§ SOURCE DATA:
------------------------------------------------------------
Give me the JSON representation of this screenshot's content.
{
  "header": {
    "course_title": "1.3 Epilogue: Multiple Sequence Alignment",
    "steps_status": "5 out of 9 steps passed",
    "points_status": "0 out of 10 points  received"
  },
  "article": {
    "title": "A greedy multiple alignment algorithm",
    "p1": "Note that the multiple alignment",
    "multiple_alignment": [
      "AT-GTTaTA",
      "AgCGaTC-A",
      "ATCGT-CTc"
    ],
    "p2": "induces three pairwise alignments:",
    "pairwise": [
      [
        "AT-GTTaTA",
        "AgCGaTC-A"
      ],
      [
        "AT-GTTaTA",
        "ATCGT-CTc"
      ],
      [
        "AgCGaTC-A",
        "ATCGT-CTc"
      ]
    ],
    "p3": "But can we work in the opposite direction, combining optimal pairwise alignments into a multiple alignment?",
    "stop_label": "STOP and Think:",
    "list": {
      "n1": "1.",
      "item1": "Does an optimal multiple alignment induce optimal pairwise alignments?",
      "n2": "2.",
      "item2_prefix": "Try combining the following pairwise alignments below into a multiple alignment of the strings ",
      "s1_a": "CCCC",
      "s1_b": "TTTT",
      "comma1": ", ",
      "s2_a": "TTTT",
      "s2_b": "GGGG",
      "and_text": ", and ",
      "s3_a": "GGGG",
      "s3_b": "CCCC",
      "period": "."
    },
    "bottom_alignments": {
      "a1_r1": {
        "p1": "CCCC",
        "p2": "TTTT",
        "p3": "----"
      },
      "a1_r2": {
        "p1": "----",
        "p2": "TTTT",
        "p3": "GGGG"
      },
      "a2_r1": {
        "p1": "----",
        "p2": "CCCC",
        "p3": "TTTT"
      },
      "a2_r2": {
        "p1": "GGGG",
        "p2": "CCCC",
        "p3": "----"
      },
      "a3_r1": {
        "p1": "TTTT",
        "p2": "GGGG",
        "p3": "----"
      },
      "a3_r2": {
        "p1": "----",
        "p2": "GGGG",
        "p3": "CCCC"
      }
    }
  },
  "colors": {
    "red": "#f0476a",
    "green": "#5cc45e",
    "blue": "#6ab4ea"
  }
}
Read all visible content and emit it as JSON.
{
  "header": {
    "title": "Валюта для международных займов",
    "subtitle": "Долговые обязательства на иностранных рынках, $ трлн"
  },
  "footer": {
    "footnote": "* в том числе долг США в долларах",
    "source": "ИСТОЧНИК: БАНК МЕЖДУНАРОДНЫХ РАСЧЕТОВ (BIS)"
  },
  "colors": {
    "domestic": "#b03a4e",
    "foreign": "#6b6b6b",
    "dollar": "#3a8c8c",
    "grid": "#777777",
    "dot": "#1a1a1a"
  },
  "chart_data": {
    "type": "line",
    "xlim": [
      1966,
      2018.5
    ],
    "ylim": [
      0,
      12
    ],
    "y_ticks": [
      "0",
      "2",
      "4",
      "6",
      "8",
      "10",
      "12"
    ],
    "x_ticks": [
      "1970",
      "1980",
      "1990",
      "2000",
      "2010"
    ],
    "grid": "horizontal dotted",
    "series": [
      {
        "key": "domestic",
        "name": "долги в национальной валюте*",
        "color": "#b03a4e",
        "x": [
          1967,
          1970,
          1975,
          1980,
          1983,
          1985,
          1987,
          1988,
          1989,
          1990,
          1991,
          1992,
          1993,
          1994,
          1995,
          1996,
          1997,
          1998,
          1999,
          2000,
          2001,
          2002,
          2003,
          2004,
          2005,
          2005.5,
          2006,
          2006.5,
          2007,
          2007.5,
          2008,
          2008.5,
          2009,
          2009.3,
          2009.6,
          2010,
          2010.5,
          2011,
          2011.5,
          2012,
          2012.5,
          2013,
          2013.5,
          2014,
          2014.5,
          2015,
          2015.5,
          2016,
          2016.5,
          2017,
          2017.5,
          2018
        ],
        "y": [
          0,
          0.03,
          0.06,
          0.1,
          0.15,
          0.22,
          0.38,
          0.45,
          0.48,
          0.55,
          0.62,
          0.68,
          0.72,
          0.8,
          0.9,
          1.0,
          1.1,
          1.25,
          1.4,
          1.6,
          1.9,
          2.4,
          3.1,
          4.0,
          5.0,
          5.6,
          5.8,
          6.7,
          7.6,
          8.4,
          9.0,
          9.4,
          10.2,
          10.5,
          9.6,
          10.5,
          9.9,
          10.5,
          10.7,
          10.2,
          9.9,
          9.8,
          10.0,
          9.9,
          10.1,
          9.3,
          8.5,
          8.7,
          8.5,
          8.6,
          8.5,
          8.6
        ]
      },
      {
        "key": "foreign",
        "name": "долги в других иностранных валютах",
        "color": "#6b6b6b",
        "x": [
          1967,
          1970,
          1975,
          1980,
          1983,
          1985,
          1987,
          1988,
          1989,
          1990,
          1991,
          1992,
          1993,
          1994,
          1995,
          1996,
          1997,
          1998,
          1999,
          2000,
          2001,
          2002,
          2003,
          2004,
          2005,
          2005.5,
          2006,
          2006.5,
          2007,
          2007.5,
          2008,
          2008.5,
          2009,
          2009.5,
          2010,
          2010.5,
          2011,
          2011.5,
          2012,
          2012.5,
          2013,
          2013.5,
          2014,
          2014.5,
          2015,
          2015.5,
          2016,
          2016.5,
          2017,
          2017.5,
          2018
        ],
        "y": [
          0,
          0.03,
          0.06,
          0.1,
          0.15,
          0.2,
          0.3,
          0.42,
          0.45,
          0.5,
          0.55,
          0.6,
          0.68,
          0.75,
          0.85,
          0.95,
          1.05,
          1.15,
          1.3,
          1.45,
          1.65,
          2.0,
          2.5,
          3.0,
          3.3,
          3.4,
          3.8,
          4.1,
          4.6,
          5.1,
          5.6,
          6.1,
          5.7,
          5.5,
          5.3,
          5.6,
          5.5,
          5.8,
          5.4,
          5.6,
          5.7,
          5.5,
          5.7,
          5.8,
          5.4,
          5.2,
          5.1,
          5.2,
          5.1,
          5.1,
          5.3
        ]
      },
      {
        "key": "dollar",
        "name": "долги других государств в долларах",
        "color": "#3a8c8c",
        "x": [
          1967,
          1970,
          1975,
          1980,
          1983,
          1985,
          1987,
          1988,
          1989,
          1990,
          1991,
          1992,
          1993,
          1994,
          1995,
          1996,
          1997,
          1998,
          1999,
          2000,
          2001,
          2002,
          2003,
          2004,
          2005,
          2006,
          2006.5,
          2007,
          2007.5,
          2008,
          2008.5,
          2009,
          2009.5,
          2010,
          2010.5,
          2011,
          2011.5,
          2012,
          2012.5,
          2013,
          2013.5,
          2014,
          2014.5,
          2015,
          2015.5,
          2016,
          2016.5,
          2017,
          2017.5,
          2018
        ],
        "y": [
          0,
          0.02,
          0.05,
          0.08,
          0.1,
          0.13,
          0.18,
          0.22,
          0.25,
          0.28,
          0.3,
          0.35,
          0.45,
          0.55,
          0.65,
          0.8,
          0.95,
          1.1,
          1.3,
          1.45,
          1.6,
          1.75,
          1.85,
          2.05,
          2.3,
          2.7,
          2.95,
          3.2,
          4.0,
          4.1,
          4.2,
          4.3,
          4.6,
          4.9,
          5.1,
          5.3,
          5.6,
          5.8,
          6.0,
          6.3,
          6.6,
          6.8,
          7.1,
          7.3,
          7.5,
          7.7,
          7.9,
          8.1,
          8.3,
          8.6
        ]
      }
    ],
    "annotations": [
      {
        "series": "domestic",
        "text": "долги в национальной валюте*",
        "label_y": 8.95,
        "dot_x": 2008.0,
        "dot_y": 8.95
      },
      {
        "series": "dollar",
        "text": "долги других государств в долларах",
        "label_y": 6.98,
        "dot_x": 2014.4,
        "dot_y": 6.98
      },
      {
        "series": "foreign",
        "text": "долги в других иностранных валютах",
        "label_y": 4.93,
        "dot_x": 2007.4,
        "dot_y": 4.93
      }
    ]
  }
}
------------------------------------------------------------
§ INSTRUCTION:
Check every line of the records above for the string "grid" and say how many contain it, giving the number alone.

§ OUTPUT BELOW:
2